→ **Do this**: Repeat, line for line, the entries printed below.

→ **Data entries**:
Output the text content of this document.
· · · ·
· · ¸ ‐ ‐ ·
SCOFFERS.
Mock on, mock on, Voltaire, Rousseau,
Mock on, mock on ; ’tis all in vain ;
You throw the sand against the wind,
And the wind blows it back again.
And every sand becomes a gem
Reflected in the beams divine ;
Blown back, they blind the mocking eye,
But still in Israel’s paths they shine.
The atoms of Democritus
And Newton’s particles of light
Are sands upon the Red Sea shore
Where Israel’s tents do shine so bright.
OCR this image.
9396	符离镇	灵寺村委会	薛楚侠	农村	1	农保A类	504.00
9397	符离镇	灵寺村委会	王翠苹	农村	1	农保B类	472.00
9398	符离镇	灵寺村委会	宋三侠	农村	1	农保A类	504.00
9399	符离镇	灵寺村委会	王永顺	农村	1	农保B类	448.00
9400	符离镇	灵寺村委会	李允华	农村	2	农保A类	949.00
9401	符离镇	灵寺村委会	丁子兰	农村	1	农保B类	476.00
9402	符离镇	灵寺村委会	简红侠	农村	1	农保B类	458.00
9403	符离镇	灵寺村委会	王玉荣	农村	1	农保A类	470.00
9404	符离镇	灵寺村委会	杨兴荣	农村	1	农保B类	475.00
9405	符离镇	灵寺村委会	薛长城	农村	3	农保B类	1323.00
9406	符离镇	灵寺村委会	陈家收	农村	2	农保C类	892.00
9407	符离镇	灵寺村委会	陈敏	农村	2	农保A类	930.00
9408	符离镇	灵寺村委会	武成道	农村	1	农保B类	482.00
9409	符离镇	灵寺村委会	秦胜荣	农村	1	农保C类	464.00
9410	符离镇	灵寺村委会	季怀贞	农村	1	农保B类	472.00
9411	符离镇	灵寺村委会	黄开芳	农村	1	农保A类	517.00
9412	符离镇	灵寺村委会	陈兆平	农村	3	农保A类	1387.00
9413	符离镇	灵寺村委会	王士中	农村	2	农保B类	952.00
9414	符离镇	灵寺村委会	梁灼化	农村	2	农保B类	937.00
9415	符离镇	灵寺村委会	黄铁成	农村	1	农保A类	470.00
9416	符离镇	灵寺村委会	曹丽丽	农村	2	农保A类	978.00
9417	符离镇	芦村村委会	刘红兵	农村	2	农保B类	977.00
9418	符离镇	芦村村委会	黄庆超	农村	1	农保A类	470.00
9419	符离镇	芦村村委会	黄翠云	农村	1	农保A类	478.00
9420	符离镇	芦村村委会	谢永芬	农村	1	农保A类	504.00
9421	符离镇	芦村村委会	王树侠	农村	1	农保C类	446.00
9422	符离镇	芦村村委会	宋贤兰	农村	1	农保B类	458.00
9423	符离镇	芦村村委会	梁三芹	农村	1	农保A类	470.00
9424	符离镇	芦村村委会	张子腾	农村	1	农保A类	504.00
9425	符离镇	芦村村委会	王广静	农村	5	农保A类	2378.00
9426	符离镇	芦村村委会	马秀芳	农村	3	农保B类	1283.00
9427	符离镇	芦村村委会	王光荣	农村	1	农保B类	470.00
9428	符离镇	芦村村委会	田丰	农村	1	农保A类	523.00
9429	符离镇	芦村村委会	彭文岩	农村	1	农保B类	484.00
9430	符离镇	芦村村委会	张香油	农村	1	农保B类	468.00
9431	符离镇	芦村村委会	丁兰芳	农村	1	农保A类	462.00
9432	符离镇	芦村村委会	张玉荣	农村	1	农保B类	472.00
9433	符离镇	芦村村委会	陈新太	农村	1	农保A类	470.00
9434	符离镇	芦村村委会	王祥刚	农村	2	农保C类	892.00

→ **The reply**:
Output the text content of this document.
· · · ·
· · ¸ ‐ ‐ ·
SCOFFERS.
Mock on, mock on, Voltaire, Rousseau,
Mock on, mock on ; ’tis all in vain ;
You throw the sand against the wind,
And the wind blows it back again.
And every sand becomes a gem
Reflected in the beams divine ;
Blown back, they blind the mocking eye,
But still in Israel’s paths they shine.
The atoms of Democritus
And Newton’s particles of light
Are sands upon the Red Sea shore
Where Israel’s tents do shine so bright.
OCR this image.
9396	符离镇	灵寺村委会	薛楚侠	农村	1	农保A类	504.00
9397	符离镇	灵寺村委会	王翠苹	农村	1	农保B类	472.00
9398	符离镇	灵寺村委会	宋三侠	农村	1	农保A类	504.00
9399	符离镇	灵寺村委会	王永顺	农村	1	农保B类	448.00
9400	符离镇	灵寺村委会	李允华	农村	2	农保A类	949.00
9401	符离镇	灵寺村委会	丁子兰	农村	1	农保B类	476.00
9402	符离镇	灵寺村委会	简红侠	农村	1	农保B类	458.00
9403	符离镇	灵寺村委会	王玉荣	农村	1	农保A类	470.00
9404	符离镇	灵寺村委会	杨兴荣	农村	1	农保B类	475.00
9405	符离镇	灵寺村委会	薛长城	农村	3	农保B类	1323.00
9406	符离镇	灵寺村委会	陈家收	农村	2	农保C类	892.00
9407	符离镇	灵寺村委会	陈敏	农村	2	农保A类	930.00
9408	符离镇	灵寺村委会	武成道	农村	1	农保B类	482.00
9409	符离镇	灵寺村委会	秦胜荣	农村	1	农保C类	464.00
9410	符离镇	灵寺村委会	季怀贞	农村	1	农保B类	472.00
9411	符离镇	灵寺村委会	黄开芳	农村	1	农保A类	517.00
9412	符离镇	灵寺村委会	陈兆平	农村	3	农保A类	1387.00
9413	符离镇	灵寺村委会	王士中	农村	2	农保B类	952.00
9414	符离镇	灵寺村委会	梁灼化	农村	2	农保B类	937.00
9415	符离镇	灵寺村委会	黄铁成	农村	1	农保A类	470.00
9416	符离镇	灵寺村委会	曹丽丽	农村	2	农保A类	978.00
9417	符离镇	芦村村委会	刘红兵	农村	2	农保B类	977.00
9418	符离镇	芦村村委会	黄庆超	农村	1	农保A类	470.00
9419	符离镇	芦村村委会	黄翠云	农村	1	农保A类	478.00
9420	符离镇	芦村村委会	谢永芬	农村	1	农保A类	504.00
9421	符离镇	芦村村委会	王树侠	农村	1	农保C类	446.00
9422	符离镇	芦村村委会	宋贤兰	农村	1	农保B类	458.00
9423	符离镇	芦村村委会	梁三芹	农村	1	农保A类	470.00
9424	符离镇	芦村村委会	张子腾	农村	1	农保A类	504.00
9425	符离镇	芦村村委会	王广静	农村	5	农保A类	2378.00
9426	符离镇	芦村村委会	马秀芳	农村	3	农保B类	1283.00
9427	符离镇	芦村村委会	王光荣	农村	1	农保B类	470.00
9428	符离镇	芦村村委会	田丰	农村	1	农保A类	523.00
9429	符离镇	芦村村委会	彭文岩	农村	1	农保B类	484.00
9430	符离镇	芦村村委会	张香油	农村	1	农保B类	468.00
9431	符离镇	芦村村委会	丁兰芳	农村	1	农保A类	462.00
9432	符离镇	芦村村委会	张玉荣	农村	1	农保B类	472.00
9433	符离镇	芦村村委会	陈新太	农村	1	农保A类	470.00
9434	符离镇	芦村村委会	王祥刚	农村	2	农保C类	892.00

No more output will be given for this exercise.